Exercise requirements: Give back the full material, exactly as it reads.
[START Information provided]
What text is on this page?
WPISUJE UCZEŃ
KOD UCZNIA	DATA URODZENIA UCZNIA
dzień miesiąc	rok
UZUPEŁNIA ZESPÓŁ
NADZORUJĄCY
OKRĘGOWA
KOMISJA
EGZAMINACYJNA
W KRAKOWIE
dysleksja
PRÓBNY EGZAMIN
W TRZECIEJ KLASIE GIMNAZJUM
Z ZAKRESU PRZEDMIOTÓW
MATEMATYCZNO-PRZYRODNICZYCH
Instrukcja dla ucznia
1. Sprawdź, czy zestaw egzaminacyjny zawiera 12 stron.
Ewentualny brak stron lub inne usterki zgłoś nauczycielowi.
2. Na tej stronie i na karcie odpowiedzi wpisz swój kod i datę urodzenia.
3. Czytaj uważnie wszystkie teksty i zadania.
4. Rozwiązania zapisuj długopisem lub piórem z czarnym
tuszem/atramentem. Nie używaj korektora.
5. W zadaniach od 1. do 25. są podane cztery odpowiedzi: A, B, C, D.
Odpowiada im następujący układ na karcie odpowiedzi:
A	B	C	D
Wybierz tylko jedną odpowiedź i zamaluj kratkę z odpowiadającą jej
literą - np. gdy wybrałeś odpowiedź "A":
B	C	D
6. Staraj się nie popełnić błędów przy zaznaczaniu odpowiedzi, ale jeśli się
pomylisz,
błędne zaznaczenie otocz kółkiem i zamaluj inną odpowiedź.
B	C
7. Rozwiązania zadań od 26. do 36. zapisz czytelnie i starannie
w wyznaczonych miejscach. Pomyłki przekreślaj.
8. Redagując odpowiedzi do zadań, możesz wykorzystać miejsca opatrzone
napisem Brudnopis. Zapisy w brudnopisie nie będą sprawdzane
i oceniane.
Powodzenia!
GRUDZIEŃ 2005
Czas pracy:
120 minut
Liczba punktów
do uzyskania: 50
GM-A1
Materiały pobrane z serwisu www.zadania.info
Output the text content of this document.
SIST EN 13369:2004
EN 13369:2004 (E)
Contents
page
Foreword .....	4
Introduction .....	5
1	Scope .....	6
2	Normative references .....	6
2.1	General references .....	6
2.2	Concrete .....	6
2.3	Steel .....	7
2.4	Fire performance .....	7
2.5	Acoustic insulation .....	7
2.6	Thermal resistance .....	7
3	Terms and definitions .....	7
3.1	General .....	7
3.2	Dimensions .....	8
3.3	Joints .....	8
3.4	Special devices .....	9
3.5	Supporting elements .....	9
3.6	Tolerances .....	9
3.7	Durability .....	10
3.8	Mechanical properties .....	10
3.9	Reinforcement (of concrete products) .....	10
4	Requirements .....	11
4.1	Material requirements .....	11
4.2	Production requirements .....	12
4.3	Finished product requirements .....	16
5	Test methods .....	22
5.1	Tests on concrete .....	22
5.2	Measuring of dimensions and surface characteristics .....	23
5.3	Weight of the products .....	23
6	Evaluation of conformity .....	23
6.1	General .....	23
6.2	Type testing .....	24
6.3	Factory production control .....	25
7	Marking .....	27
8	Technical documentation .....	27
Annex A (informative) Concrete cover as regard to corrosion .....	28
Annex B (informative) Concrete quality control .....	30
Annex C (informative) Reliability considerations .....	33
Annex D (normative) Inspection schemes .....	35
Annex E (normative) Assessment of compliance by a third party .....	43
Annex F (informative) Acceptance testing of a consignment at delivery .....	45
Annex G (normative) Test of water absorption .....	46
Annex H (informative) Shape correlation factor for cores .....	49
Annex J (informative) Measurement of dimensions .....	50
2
[END Information provided]
Expected answer:
What text is on this page?
WPISUJE UCZEŃ
KOD UCZNIA	DATA URODZENIA UCZNIA
dzień miesiąc	rok
UZUPEŁNIA ZESPÓŁ
NADZORUJĄCY
OKRĘGOWA
KOMISJA
EGZAMINACYJNA
W KRAKOWIE
dysleksja
PRÓBNY EGZAMIN
W TRZECIEJ KLASIE GIMNAZJUM
Z ZAKRESU PRZEDMIOTÓW
MATEMATYCZNO-PRZYRODNICZYCH
Instrukcja dla ucznia
1. Sprawdź, czy zestaw egzaminacyjny zawiera 12 stron.
Ewentualny brak stron lub inne usterki zgłoś nauczycielowi.
2. Na tej stronie i na karcie odpowiedzi wpisz swój kod i datę urodzenia.
3. Czytaj uważnie wszystkie teksty i zadania.
4. Rozwiązania zapisuj długopisem lub piórem z czarnym
tuszem/atramentem. Nie używaj korektora.
5. W zadaniach od 1. do 25. są podane cztery odpowiedzi: A, B, C, D.
Odpowiada im następujący układ na karcie odpowiedzi:
A	B	C	D
Wybierz tylko jedną odpowiedź i zamaluj kratkę z odpowiadającą jej
literą - np. gdy wybrałeś odpowiedź "A":
B	C	D
6. Staraj się nie popełnić błędów przy zaznaczaniu odpowiedzi, ale jeśli się
pomylisz,
błędne zaznaczenie otocz kółkiem i zamaluj inną odpowiedź.
B	C
7. Rozwiązania zadań od 26. do 36. zapisz czytelnie i starannie
w wyznaczonych miejscach. Pomyłki przekreślaj.
8. Redagując odpowiedzi do zadań, możesz wykorzystać miejsca opatrzone
napisem Brudnopis. Zapisy w brudnopisie nie będą sprawdzane
i oceniane.
Powodzenia!
GRUDZIEŃ 2005
Czas pracy:
120 minut
Liczba punktów
do uzyskania: 50
GM-A1
Materiały pobrane z serwisu www.zadania.info
Output the text content of this document.
SIST EN 13369:2004
EN 13369:2004 (E)
Contents
page
Foreword .....	4
Introduction .....	5
1	Scope .....	6
2	Normative references .....	6
2.1	General references .....	6
2.2	Concrete .....	6
2.3	Steel .....	7
2.4	Fire performance .....	7
2.5	Acoustic insulation .....	7
2.6	Thermal resistance .....	7
3	Terms and definitions .....	7
3.1	General .....	7
3.2	Dimensions .....	8
3.3	Joints .....	8
3.4	Special devices .....	9
3.5	Supporting elements .....	9
3.6	Tolerances .....	9
3.7	Durability .....	10
3.8	Mechanical properties .....	10
3.9	Reinforcement (of concrete products) .....	10
4	Requirements .....	11
4.1	Material requirements .....	11
4.2	Production requirements .....	12
4.3	Finished product requirements .....	16
5	Test methods .....	22
5.1	Tests on concrete .....	22
5.2	Measuring of dimensions and surface characteristics .....	23
5.3	Weight of the products .....	23
6	Evaluation of conformity .....	23
6.1	General .....	23
6.2	Type testing .....	24
6.3	Factory production control .....	25
7	Marking .....	27
8	Technical documentation .....	27
Annex A (informative) Concrete cover as regard to corrosion .....	28
Annex B (informative) Concrete quality control .....	30
Annex C (informative) Reliability considerations .....	33
Annex D (normative) Inspection schemes .....	35
Annex E (normative) Assessment of compliance by a third party .....	43
Annex F (informative) Acceptance testing of a consignment at delivery .....	45
Annex G (normative) Test of water absorption .....	46
Annex H (informative) Shape correlation factor for cores .....	49
Annex J (informative) Measurement of dimensions .....	50
2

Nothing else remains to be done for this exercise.